Os resultados do trabalho no combate à subnutrição infantil, que vem diminuindo a taxa de mortalidade entre crianças de zero a seis anos, já é reconhecido internacionalmente e rendeu até a indicação para o prêmio Nobel da Paz deste ano. A promoção humana de mulheres voluntárias da Pastoral da Criança da Paróquia Nossa Senhora da Aparecida, no Jardim Igapó, zona sul de Londrina, por sua vez, também tem chamado a atenção.

No encerramento do trabalho de apoio às gestantes, no início deste mês, a coordenadora da Pastoral da Criança, Maria Ângela Barros, 56 anos, comemorava junto com outras líderes as conquistas de Ivete de Araújo, 32 anos, grávida do quarto filho.

Assim como outras voluntárias, ela enfrentava dificuldades em sua vida pessoal, sem enxergar perspectivas de mudança, e foi no trabalho de líder da pastoral que começou a vislumbrar uma saída. Ângela, há oito anos na Pastoral da Criança da Paróquia Nossa Senhora da Aparecida, conta que há cinco anos Ivete começou a ser atendida pelas outras líderes.

''Era um trabalho difícil porque a Ivete não fazia nada, bebia, não conseguia cuidar bem dos filhos'', lembra. Sem saber ler, Ivete tinha poucos recursos para lidar com sua situação. ''Era uma mulher triste, desanimada, sem perspectivas'', afirma Ângela.

Conjunto de dados:
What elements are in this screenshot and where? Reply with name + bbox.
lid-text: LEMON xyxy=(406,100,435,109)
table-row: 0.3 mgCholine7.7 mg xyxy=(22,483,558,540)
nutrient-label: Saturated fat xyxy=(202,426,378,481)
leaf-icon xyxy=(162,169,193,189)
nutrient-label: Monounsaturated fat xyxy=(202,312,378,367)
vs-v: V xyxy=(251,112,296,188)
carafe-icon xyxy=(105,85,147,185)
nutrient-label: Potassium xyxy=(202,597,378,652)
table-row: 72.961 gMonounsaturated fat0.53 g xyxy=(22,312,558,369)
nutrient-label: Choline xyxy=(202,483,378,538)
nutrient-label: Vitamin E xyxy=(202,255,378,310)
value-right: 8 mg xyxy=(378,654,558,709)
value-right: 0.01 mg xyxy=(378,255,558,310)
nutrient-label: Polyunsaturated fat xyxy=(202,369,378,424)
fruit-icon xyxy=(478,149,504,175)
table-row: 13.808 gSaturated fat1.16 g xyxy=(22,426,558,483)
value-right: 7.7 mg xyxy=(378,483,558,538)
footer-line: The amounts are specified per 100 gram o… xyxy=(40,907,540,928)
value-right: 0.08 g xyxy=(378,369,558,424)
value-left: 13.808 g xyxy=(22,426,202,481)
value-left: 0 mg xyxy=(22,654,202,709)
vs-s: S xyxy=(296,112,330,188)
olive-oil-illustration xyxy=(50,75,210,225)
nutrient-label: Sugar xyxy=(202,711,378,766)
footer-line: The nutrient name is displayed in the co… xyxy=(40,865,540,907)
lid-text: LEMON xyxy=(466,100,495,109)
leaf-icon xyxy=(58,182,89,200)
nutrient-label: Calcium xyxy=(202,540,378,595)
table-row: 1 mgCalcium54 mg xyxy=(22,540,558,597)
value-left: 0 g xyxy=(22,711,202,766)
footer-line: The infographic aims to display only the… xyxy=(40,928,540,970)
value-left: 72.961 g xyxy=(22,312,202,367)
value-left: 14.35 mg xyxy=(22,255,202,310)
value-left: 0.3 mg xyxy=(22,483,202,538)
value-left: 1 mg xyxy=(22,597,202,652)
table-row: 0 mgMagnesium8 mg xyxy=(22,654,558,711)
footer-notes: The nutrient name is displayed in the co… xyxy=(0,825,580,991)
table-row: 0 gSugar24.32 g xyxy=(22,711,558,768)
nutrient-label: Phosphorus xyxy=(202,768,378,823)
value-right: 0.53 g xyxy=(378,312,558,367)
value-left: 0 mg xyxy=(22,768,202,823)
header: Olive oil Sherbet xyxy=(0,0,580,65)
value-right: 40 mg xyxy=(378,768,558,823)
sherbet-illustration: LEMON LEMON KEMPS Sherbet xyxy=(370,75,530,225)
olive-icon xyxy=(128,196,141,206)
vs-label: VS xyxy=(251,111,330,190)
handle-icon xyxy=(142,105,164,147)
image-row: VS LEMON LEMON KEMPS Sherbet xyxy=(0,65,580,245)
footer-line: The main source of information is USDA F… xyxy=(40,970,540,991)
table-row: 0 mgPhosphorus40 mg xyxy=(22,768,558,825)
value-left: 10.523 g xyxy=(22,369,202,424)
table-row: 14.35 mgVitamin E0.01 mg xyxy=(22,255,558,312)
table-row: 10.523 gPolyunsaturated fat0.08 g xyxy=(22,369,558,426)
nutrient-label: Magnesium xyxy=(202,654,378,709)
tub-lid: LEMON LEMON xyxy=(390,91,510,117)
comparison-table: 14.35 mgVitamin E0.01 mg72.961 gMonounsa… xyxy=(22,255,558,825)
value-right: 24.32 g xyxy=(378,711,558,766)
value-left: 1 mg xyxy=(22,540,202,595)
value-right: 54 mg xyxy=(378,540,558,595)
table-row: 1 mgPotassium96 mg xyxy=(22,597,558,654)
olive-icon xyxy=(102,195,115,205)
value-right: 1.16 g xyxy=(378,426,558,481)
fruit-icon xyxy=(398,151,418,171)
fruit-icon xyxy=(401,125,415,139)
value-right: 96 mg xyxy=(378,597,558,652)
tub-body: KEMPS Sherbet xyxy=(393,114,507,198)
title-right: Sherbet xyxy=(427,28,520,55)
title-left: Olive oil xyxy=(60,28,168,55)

Requisitos das tarefas:
**1.** De acordo com o texto sobre a Pastoral da Criança, há quantos anos Maria Ângela Barros atua na Pastoral da Criança da Paróquia Nossa Senhora da Aparecida?
**2.** Por favor, cite sem alterações tudo o que vai de "No encerramento do" até "perspectivas'', afirma Ângela." no texto sobre a Pastoral da Criança.
**3.** Continue o texto sobre a Pastoral da Criança a partir da última frase apresentada.
A listagem não tem relação com o texto sobre a Pastoral da Criança.

Resultados por tarefa:
**1.** Há oito anos.

**2.**
No encerramento do trabalho de apoio às gestantes, no início deste mês, a coordenadora da Pastoral da Criança, Maria Ângela Barros, 56 anos, comemorava junto com outras líderes as conquistas de Ivete de Araújo, 32 anos, grávida do quarto filho.

Assim como outras voluntárias, ela enfrentava dificuldades em sua vida pessoal, sem enxergar perspectivas de mudança, e foi no trabalho de líder da pastoral que começou a vislumbrar uma saída. Ângela, há oito anos na Pastoral da Criança da Paróquia Nossa Senhora da Aparecida, conta que há cinco anos Ivete começou a ser atendida pelas outras líderes.

''Era um trabalho difícil porque a Ivete não fazia nada, bebia, não conseguia cuidar bem dos filhos'', lembra. Sem saber ler, Ivete tinha poucos recursos para lidar com sua situação. ''Era uma mulher triste, desanimada, sem perspectivas'', afirma Ângela.

**3.**
A trajetória de Ivete justificava o seu desamparo. Aos 16 anos fugiu de Foz do Iguaçu onde morava com o pai, três irmãos e a madrasta. A mãe morrera quando ela tinha dois anos. Um desentendimento, já por causa de bebida, acabou em agressão física por parte do pai.

Com a roupa do corpo, sem documentos, a garota pegou um ônibus e seguiu para Londrina. Sem conhecer ninguém, perambulou pelas ruas ela já nem lembra por quanto tempo até começar a trabalhar na casa de uma família. Ivete fala pouco desta época, tempos difíceis que deixaram marcas profundas.

Aos 17 anos foi morar com um rapaz que é seu companheiro ainda hoje. Sua vida mudou, mas as feridas não cicatrizavam.

Ivete teve filhos, mas bebia e tinha dificuldades em cuidar de si e de sua família. Passou a ser atendida pela Pastoral da Criança quando estava grávida do terceiro filho, mas ainda não era o suficiente para operar uma mudança mais significativa.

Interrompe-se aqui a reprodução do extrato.